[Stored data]
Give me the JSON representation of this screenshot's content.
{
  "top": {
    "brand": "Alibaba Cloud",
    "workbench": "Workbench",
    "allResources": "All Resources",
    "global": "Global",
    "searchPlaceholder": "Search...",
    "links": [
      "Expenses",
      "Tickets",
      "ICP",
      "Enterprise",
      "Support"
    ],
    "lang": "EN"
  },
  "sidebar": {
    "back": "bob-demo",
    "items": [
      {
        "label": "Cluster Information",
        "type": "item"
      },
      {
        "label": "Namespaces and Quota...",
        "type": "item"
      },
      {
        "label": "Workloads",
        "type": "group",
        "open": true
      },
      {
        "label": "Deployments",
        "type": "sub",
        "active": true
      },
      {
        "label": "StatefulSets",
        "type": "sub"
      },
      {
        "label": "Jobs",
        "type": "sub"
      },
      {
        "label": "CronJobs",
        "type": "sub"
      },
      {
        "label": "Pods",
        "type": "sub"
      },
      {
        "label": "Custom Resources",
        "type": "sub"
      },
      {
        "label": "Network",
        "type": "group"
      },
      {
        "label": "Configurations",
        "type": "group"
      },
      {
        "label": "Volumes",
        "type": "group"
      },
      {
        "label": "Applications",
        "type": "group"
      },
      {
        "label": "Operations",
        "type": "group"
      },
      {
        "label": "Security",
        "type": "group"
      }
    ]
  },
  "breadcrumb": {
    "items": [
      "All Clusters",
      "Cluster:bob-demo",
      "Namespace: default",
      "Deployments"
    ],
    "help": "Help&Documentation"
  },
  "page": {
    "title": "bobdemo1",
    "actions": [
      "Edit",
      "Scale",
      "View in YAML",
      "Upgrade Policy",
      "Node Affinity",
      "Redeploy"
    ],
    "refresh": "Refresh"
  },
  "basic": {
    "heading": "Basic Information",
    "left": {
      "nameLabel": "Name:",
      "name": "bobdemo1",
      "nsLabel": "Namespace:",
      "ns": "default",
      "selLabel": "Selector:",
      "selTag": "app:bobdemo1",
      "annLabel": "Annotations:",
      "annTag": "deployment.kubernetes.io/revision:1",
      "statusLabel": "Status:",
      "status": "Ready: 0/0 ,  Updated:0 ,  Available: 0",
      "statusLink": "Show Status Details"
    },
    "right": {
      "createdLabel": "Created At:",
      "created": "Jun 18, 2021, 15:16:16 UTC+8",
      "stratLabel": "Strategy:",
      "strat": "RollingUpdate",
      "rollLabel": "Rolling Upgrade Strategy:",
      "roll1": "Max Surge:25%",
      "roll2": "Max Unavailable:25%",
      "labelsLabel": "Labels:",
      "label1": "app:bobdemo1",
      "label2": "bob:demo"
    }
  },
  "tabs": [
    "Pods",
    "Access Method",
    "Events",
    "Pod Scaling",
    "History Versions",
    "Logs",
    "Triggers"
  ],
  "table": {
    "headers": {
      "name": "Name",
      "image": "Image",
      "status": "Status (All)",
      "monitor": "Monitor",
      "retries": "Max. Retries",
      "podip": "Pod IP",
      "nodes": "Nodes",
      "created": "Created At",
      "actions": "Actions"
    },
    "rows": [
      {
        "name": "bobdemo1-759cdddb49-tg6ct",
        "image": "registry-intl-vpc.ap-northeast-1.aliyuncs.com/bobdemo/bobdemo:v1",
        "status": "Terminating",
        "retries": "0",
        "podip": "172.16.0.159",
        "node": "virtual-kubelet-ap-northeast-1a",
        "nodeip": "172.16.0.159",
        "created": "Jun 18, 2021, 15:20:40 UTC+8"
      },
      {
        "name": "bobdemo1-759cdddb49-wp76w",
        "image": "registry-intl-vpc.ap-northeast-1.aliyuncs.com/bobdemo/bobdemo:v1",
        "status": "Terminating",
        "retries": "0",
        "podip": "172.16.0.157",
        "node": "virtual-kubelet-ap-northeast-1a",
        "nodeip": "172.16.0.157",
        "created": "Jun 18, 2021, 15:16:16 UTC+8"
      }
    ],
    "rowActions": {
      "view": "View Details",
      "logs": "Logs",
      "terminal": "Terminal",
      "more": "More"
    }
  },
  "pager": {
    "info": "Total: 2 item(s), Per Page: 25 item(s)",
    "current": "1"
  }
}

WHAT TO DO: Above are the records. Identify each line that contains the word "Information".

THE COMPLETED TASK:
        "label": "Cluster Information",
    "heading": "Basic Information",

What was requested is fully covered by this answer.